* TASK INSTRUCTIONS:
Find every line with the word "Station". Copy those lines.

Source records:
———

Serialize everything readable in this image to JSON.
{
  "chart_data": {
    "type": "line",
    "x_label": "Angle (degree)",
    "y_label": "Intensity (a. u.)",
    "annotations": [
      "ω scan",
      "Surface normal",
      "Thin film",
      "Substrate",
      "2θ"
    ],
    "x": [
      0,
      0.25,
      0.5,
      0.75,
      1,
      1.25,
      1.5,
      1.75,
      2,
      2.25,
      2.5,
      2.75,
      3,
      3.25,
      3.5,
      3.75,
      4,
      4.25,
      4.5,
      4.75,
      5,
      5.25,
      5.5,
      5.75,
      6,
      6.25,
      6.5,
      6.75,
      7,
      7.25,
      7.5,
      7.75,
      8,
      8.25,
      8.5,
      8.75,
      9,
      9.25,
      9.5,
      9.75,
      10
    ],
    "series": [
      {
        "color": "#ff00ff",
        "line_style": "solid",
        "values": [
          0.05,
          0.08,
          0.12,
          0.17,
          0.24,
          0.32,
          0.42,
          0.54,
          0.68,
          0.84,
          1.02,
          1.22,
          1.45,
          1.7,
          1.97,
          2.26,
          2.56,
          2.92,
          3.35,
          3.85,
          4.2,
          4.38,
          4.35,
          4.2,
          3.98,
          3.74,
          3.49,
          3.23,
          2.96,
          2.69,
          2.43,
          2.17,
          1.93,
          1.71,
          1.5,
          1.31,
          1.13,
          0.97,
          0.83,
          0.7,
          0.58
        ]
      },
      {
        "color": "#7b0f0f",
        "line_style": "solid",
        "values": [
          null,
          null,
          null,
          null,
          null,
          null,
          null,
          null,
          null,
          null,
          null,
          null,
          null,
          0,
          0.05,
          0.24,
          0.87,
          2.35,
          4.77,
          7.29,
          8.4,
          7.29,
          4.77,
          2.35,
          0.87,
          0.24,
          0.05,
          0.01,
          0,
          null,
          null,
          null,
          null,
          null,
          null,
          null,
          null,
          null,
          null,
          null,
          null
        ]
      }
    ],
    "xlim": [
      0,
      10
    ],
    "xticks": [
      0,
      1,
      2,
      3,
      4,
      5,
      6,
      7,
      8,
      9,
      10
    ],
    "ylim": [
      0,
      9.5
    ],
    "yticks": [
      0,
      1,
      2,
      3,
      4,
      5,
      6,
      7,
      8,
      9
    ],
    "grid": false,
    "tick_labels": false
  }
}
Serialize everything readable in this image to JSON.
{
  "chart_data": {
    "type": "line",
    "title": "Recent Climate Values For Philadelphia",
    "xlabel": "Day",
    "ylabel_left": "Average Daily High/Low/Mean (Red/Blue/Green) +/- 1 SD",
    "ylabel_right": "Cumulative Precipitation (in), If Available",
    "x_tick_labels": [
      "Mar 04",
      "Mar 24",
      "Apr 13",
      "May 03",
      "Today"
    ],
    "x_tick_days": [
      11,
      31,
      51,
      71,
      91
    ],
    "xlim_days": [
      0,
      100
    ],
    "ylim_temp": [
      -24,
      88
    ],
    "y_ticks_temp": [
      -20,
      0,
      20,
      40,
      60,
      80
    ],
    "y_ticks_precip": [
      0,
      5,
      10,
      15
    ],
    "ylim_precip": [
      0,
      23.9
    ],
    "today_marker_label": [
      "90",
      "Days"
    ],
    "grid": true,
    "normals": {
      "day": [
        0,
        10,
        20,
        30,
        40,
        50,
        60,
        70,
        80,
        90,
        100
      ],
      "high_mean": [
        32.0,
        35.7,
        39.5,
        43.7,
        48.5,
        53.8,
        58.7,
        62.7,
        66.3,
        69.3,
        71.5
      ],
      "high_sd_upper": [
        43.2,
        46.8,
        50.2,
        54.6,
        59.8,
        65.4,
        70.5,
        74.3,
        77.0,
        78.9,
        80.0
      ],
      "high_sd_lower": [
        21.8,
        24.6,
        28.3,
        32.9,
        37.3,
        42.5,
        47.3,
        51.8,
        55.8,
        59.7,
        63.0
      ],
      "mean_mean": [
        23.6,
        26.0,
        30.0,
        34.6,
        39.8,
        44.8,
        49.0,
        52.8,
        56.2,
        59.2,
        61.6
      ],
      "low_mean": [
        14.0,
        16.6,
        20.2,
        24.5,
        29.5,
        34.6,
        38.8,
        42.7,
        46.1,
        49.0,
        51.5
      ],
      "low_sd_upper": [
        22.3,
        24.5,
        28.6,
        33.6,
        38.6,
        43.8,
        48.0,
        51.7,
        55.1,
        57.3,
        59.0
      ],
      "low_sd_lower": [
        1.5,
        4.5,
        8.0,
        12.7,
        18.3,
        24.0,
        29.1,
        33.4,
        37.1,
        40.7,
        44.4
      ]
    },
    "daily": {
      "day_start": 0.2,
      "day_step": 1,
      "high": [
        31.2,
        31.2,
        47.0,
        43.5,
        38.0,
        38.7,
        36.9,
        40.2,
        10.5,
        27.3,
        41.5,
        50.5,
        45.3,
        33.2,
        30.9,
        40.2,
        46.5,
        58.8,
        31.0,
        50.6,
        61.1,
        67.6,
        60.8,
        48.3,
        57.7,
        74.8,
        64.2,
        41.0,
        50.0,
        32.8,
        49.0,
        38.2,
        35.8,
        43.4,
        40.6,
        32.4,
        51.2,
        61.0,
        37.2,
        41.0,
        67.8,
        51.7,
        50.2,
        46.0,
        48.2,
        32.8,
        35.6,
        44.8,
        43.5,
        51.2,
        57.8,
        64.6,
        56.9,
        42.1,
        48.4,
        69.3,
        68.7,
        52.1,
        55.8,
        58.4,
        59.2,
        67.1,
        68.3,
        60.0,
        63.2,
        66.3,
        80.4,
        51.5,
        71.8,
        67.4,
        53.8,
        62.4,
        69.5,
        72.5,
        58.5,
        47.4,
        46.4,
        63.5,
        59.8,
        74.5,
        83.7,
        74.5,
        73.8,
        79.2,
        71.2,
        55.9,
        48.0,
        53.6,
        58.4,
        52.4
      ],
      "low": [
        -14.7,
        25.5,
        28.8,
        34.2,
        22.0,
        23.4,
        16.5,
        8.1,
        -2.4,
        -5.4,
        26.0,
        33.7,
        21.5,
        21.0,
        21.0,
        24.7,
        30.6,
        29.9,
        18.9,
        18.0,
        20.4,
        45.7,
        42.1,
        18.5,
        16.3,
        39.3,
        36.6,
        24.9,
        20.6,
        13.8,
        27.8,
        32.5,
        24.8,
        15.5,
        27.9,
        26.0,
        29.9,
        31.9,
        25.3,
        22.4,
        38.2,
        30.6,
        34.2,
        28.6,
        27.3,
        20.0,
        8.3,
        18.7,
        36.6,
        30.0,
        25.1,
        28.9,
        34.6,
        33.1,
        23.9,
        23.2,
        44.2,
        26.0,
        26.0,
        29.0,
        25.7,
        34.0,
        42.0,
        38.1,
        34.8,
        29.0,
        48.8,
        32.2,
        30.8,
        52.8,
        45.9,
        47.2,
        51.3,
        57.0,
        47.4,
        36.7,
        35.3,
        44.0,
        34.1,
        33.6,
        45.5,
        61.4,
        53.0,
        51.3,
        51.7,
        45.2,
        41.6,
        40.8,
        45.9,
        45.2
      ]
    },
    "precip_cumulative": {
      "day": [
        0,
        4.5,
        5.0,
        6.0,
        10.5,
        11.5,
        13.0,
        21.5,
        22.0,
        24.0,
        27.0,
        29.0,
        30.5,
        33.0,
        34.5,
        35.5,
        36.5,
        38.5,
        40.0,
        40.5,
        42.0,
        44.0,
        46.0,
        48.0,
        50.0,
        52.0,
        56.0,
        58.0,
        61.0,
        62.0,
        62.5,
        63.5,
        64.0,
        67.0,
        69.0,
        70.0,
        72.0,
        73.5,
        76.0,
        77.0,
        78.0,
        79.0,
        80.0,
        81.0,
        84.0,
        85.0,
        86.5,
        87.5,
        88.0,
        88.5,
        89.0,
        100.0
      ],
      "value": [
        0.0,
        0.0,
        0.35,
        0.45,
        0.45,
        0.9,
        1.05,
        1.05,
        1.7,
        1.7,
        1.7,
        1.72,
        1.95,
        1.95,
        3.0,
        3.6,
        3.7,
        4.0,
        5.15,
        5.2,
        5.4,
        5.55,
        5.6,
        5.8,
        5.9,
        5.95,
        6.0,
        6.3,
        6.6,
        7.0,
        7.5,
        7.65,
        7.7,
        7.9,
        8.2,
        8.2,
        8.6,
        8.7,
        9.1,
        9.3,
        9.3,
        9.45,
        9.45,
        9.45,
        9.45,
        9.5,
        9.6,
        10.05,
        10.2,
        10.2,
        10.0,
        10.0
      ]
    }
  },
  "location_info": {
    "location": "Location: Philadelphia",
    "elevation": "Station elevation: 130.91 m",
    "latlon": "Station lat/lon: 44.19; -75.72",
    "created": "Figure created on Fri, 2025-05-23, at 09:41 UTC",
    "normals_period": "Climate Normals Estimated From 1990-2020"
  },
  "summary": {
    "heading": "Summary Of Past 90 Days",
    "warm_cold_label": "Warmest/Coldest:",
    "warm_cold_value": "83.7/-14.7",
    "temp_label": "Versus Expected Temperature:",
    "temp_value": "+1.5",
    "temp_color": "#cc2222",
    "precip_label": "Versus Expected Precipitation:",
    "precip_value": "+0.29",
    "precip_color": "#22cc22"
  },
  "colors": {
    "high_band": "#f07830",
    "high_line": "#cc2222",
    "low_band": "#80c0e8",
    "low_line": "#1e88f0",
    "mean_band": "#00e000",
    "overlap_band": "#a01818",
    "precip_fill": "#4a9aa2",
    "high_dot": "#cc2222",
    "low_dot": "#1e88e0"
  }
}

———

* TASK SOLUTION:
    "elevation": "Station elevation: 130.91 m",
    "latlon": "Station lat/lon: 44.19; -75.72",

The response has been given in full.